**GIVEN TASK**
Within the records that follow, find every line containing the string "title". Copy those lines.
BEGIN
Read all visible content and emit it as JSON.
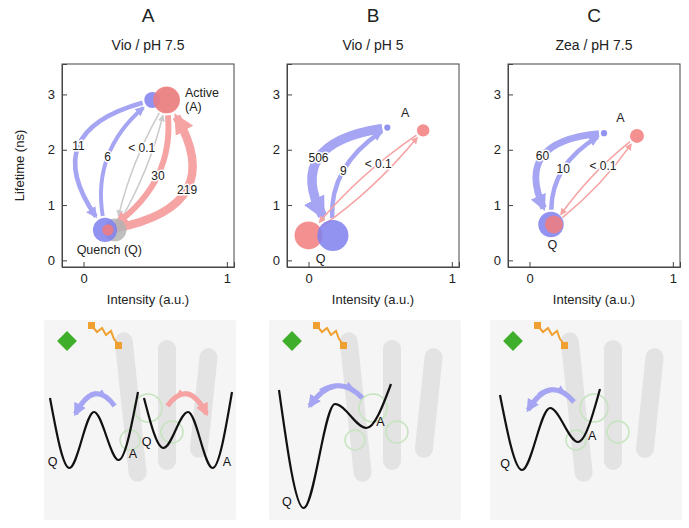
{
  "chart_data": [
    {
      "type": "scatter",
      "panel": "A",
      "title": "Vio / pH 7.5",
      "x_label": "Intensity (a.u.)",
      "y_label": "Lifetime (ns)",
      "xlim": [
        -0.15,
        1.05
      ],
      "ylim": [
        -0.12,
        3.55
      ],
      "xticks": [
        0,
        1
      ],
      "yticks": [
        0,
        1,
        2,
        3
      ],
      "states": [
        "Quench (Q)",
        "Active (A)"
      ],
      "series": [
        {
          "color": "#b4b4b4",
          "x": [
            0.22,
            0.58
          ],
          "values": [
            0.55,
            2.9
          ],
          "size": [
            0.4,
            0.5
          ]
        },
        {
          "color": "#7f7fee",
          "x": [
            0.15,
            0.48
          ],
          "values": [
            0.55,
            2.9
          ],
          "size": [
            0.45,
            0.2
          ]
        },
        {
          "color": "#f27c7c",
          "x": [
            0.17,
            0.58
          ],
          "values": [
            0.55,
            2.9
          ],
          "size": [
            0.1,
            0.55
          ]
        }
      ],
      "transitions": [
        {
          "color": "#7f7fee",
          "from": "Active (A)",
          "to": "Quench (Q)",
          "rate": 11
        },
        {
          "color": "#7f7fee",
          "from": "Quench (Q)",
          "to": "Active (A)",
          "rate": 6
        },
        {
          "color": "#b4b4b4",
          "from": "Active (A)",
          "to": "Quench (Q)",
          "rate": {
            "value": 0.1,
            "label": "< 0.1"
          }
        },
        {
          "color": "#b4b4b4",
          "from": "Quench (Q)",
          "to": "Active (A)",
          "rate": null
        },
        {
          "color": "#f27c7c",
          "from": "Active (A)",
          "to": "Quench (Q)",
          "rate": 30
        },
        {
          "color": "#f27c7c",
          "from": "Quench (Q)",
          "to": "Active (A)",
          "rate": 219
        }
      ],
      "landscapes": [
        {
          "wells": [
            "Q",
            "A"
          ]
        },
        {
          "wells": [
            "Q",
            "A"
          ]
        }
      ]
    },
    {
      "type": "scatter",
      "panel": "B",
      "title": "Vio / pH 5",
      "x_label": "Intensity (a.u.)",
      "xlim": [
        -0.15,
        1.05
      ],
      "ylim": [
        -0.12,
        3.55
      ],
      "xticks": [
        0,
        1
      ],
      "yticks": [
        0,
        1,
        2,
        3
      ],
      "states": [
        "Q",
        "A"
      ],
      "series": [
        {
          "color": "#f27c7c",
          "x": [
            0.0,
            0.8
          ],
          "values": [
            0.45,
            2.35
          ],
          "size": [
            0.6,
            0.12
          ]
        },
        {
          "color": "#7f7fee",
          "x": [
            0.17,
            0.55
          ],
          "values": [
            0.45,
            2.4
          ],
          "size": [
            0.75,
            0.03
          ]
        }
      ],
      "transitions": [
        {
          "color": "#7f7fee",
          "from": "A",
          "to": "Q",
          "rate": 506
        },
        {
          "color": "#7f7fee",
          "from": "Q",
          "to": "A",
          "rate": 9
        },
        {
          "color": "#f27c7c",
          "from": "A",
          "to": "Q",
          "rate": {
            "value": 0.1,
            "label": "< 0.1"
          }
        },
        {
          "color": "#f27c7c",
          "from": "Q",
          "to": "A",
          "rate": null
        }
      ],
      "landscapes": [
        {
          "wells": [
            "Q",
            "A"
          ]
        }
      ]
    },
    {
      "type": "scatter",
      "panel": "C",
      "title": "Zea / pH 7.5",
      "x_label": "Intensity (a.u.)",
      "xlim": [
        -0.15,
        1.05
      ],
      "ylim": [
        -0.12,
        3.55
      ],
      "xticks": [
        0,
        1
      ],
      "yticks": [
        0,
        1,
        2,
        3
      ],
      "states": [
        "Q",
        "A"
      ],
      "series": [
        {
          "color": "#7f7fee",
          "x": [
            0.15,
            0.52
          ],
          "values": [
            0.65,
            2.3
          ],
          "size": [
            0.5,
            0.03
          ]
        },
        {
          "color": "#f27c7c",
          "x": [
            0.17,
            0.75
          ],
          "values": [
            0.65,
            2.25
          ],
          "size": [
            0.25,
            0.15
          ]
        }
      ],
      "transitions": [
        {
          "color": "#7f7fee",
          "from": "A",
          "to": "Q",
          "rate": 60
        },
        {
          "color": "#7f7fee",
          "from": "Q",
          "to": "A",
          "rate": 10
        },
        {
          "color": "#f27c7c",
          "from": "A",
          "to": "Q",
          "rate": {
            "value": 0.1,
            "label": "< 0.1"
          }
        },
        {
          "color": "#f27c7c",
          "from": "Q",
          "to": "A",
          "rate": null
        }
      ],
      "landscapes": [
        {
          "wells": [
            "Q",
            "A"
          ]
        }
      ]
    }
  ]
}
END
**RESPONSE TO THIS EXERCISE**
      "title": "Vio / pH 7.5",
      "title": "Vio / pH 5",
      "title": "Zea / pH 7.5",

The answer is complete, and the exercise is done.